**Listed records:**
╭──
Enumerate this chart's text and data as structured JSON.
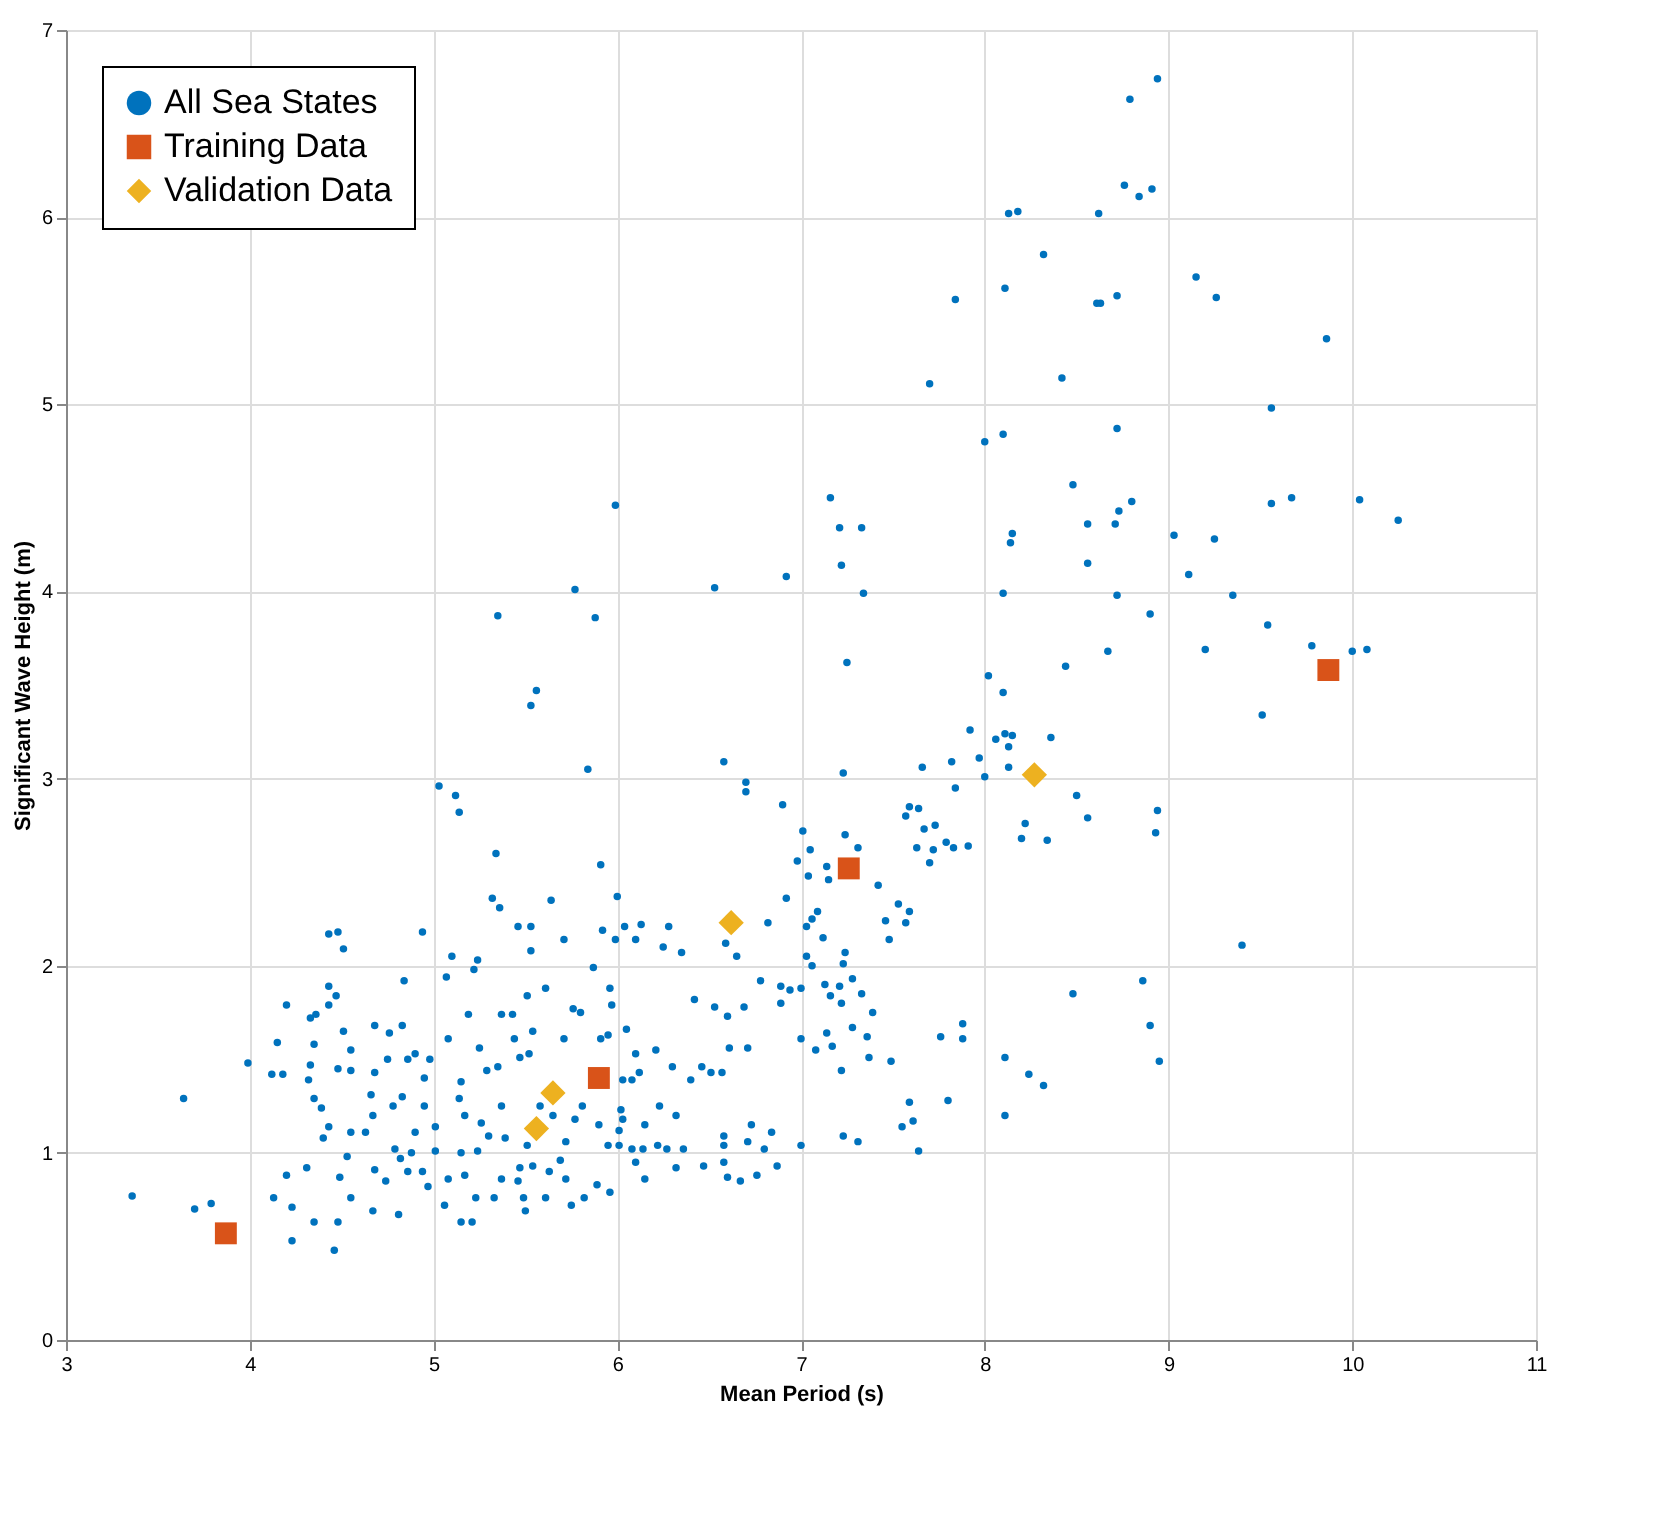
{
  "chart_data": {
    "type": "scatter",
    "xlabel": "Mean Period (s)",
    "ylabel": "Significant Wave Height (m)",
    "xlim": [
      3,
      11
    ],
    "ylim": [
      0,
      7
    ],
    "xticks": [
      3,
      4,
      5,
      6,
      7,
      8,
      9,
      10,
      11
    ],
    "yticks": [
      0,
      1,
      2,
      3,
      4,
      5,
      6,
      7
    ],
    "grid": true,
    "legend": "top left",
    "series": [
      {
        "name": "All Sea States",
        "color": "#0072bd",
        "marker": "circle",
        "x": [
          3.36,
          3.64,
          3.7,
          3.79,
          3.99,
          4.12,
          4.18,
          4.15,
          4.2,
          4.13,
          4.23,
          4.23,
          4.35,
          4.46,
          4.48,
          4.2,
          4.31,
          4.4,
          4.43,
          4.35,
          4.39,
          4.32,
          4.33,
          4.35,
          4.33,
          4.36,
          4.43,
          4.47,
          4.43,
          4.51,
          4.55,
          4.48,
          4.55,
          4.68,
          4.66,
          4.67,
          4.63,
          4.55,
          4.53,
          4.49,
          4.55,
          4.68,
          4.74,
          4.67,
          4.81,
          4.79,
          4.68,
          4.76,
          4.83,
          4.84,
          4.75,
          4.86,
          4.9,
          4.78,
          4.83,
          4.95,
          4.9,
          4.98,
          4.95,
          5.01,
          4.94,
          4.97,
          5.03,
          5.12,
          5.14,
          4.94,
          4.43,
          4.48,
          4.51,
          5.07,
          5.1,
          5.22,
          5.24,
          5.34,
          5.32,
          5.36,
          5.46,
          5.53,
          5.53,
          5.64,
          5.71,
          5.84,
          5.91,
          6.0,
          6.04,
          6.13,
          6.28,
          5.99,
          6.1,
          5.92,
          5.87,
          6.58,
          6.7,
          6.7,
          6.9,
          7.01,
          6.98,
          6.92,
          6.82,
          6.65,
          6.59,
          6.35,
          6.25,
          5.61,
          5.51,
          5.19,
          5.37,
          5.43,
          5.25,
          5.08,
          5.15,
          5.14,
          5.29,
          5.35,
          5.47,
          5.52,
          5.44,
          5.54,
          5.71,
          5.8,
          5.76,
          5.96,
          5.97,
          6.05,
          5.91,
          5.95,
          5.81,
          5.77,
          5.9,
          6.02,
          6.03,
          6.01,
          5.95,
          6.01,
          6.08,
          6.14,
          6.22,
          6.27,
          6.36,
          6.32,
          6.1,
          6.15,
          5.96,
          5.89,
          5.82,
          5.75,
          5.61,
          5.5,
          5.49,
          5.47,
          5.46,
          5.37,
          5.33,
          5.23,
          5.21,
          5.15,
          5.06,
          5.08,
          5.17,
          5.15,
          5.24,
          5.3,
          5.39,
          5.51,
          5.54,
          5.63,
          5.72,
          5.69,
          5.72,
          5.58,
          5.65,
          5.37,
          5.26,
          5.17,
          5.01,
          4.88,
          4.82,
          4.86,
          6.42,
          6.53,
          6.6,
          6.69,
          6.78,
          6.89,
          7.0,
          6.61,
          6.71,
          6.46,
          6.4,
          6.51,
          6.57,
          6.3,
          6.21,
          6.1,
          6.12,
          6.03,
          6.08,
          6.23,
          6.32,
          6.15,
          6.58,
          6.73,
          6.84,
          6.58,
          6.71,
          6.8,
          7.0,
          6.58,
          6.87,
          6.67,
          6.6,
          6.47,
          6.76,
          7.0,
          7.08,
          7.05,
          7.04,
          7.14,
          7.15,
          7.24,
          7.31,
          7.42,
          7.57,
          7.59,
          7.64,
          7.67,
          7.73,
          7.63,
          7.72,
          7.79,
          7.83,
          7.91,
          7.7,
          7.84,
          7.66,
          7.82,
          7.92,
          7.97,
          8.0,
          8.06,
          8.11,
          8.15,
          8.13,
          8.13,
          8.02,
          8.1,
          7.23,
          8.36,
          8.5,
          8.56,
          8.22,
          8.2,
          8.34,
          8.94,
          8.93,
          7.09,
          7.06,
          7.03,
          7.12,
          7.03,
          7.06,
          7.23,
          7.24,
          7.53,
          7.59,
          7.46,
          7.57,
          7.48,
          6.89,
          6.94,
          7.13,
          7.16,
          7.21,
          7.28,
          7.33,
          7.39,
          7.22,
          7.28,
          7.14,
          7.17,
          7.36,
          7.22,
          7.37,
          7.49,
          7.76,
          7.88,
          7.88,
          7.8,
          7.59,
          7.61,
          7.55,
          7.64,
          7.31,
          7.23,
          8.11,
          8.24,
          8.32,
          8.11,
          8.48,
          8.86,
          8.9,
          8.95,
          9.4,
          8.94,
          8.79,
          8.76,
          8.91,
          8.84,
          8.13,
          8.18,
          8.62,
          8.32,
          9.15,
          9.26,
          8.61,
          8.63,
          8.72,
          7.84,
          8.11,
          9.86,
          8.42,
          7.7,
          9.56,
          8.72,
          8.1,
          8.0,
          8.48,
          9.56,
          9.67,
          10.04,
          10.25,
          8.8,
          8.73,
          8.56,
          8.71,
          8.15,
          8.14,
          9.03,
          9.25,
          8.56,
          9.11,
          8.1,
          8.72,
          8.9,
          9.35,
          9.54,
          9.2,
          8.67,
          8.44,
          9.51,
          9.78,
          10.0,
          10.08,
          7.16,
          7.21,
          7.33,
          7.22,
          7.34,
          6.92,
          7.25,
          6.53,
          5.99,
          5.77,
          5.88,
          5.35,
          5.56,
          5.53
        ],
        "values": [
          0.77,
          1.29,
          0.7,
          0.73,
          1.48,
          1.42,
          1.42,
          1.59,
          1.79,
          0.76,
          0.71,
          0.53,
          0.63,
          0.48,
          0.63,
          0.88,
          0.92,
          1.08,
          1.14,
          1.29,
          1.24,
          1.39,
          1.47,
          1.58,
          1.72,
          1.74,
          1.89,
          1.84,
          1.79,
          1.65,
          1.55,
          1.45,
          1.44,
          1.43,
          1.31,
          1.2,
          1.11,
          1.11,
          0.98,
          0.87,
          0.76,
          0.91,
          0.85,
          0.69,
          0.67,
          1.02,
          1.68,
          1.64,
          1.68,
          1.92,
          1.5,
          1.5,
          1.53,
          1.25,
          1.3,
          1.25,
          1.11,
          1.5,
          1.4,
          1.14,
          0.9,
          0.82,
          2.96,
          2.91,
          2.82,
          2.18,
          2.17,
          2.18,
          2.09,
          1.94,
          2.05,
          1.98,
          2.03,
          2.6,
          2.36,
          2.31,
          2.21,
          2.21,
          2.08,
          2.35,
          2.14,
          3.05,
          2.54,
          2.37,
          2.21,
          2.22,
          2.21,
          2.14,
          2.14,
          2.19,
          1.99,
          3.09,
          2.98,
          2.93,
          2.86,
          2.72,
          2.56,
          2.36,
          2.23,
          2.05,
          2.12,
          2.07,
          2.1,
          1.88,
          1.84,
          1.74,
          1.74,
          1.74,
          1.56,
          1.61,
          1.38,
          1.29,
          1.44,
          1.46,
          1.51,
          1.53,
          1.61,
          1.65,
          1.61,
          1.75,
          1.77,
          1.88,
          1.79,
          1.66,
          1.61,
          1.63,
          1.25,
          1.18,
          1.15,
          1.23,
          1.18,
          1.12,
          1.04,
          1.04,
          1.02,
          1.02,
          1.04,
          1.02,
          1.02,
          0.92,
          0.95,
          0.86,
          0.79,
          0.83,
          0.76,
          0.72,
          0.76,
          0.69,
          0.76,
          0.92,
          0.85,
          0.86,
          0.76,
          0.76,
          0.63,
          0.63,
          0.72,
          0.86,
          0.88,
          1.0,
          1.01,
          1.09,
          1.08,
          1.04,
          0.93,
          0.9,
          0.86,
          0.96,
          1.06,
          1.25,
          1.2,
          1.25,
          1.16,
          1.2,
          1.01,
          1.0,
          0.97,
          0.9,
          1.82,
          1.78,
          1.73,
          1.78,
          1.92,
          1.8,
          1.88,
          1.56,
          1.56,
          1.46,
          1.39,
          1.43,
          1.43,
          1.46,
          1.55,
          1.53,
          1.43,
          1.39,
          1.39,
          1.25,
          1.2,
          1.15,
          1.09,
          1.15,
          1.11,
          1.04,
          1.06,
          1.02,
          1.04,
          0.95,
          0.93,
          0.85,
          0.87,
          0.93,
          0.88,
          1.61,
          1.55,
          2.62,
          2.48,
          2.53,
          2.46,
          2.7,
          2.63,
          2.43,
          2.8,
          2.85,
          2.84,
          2.73,
          2.75,
          2.63,
          2.62,
          2.66,
          2.63,
          2.64,
          2.55,
          2.95,
          3.06,
          3.09,
          3.26,
          3.11,
          3.01,
          3.21,
          3.24,
          3.23,
          3.17,
          3.06,
          3.55,
          3.46,
          3.03,
          3.22,
          2.91,
          2.79,
          2.76,
          2.68,
          2.67,
          2.83,
          2.71,
          2.29,
          2.25,
          2.21,
          2.15,
          2.05,
          2.0,
          2.01,
          2.07,
          2.33,
          2.29,
          2.24,
          2.23,
          2.14,
          1.89,
          1.87,
          1.9,
          1.84,
          1.89,
          1.93,
          1.85,
          1.75,
          1.8,
          1.67,
          1.64,
          1.57,
          1.62,
          1.44,
          1.51,
          1.49,
          1.62,
          1.69,
          1.61,
          1.28,
          1.27,
          1.17,
          1.14,
          1.01,
          1.06,
          1.09,
          1.51,
          1.42,
          1.36,
          1.2,
          1.85,
          1.92,
          1.68,
          1.49,
          2.11,
          6.74,
          6.63,
          6.17,
          6.15,
          6.11,
          6.02,
          6.03,
          6.02,
          5.8,
          5.68,
          5.57,
          5.54,
          5.54,
          5.58,
          5.56,
          5.62,
          5.35,
          5.14,
          5.11,
          4.98,
          4.87,
          4.84,
          4.8,
          4.57,
          4.47,
          4.5,
          4.49,
          4.38,
          4.48,
          4.43,
          4.36,
          4.36,
          4.31,
          4.26,
          4.3,
          4.28,
          4.15,
          4.09,
          3.99,
          3.98,
          3.88,
          3.98,
          3.82,
          3.69,
          3.68,
          3.6,
          3.34,
          3.71,
          3.68,
          3.69,
          4.5,
          4.34,
          4.34,
          4.14,
          3.99,
          4.08,
          3.62,
          4.02,
          4.46,
          4.01,
          3.86,
          3.87,
          3.47,
          3.39
        ]
      },
      {
        "name": "Training Data",
        "color": "#d95319",
        "marker": "square",
        "x": [
          3.87,
          5.9,
          7.26,
          9.87
        ],
        "values": [
          0.57,
          1.4,
          2.52,
          3.58
        ]
      },
      {
        "name": "Validation Data",
        "color": "#edb120",
        "marker": "diamond",
        "x": [
          5.56,
          5.65,
          6.62,
          8.27
        ],
        "values": [
          1.13,
          1.32,
          2.23,
          3.02
        ]
      }
    ]
  }
}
╰──
**Request:** Report each line of the material above where the word "color" appears.

**Answer to this problem:**
        "color": "#0072bd",
        "color": "#d95319",
        "color": "#edb120",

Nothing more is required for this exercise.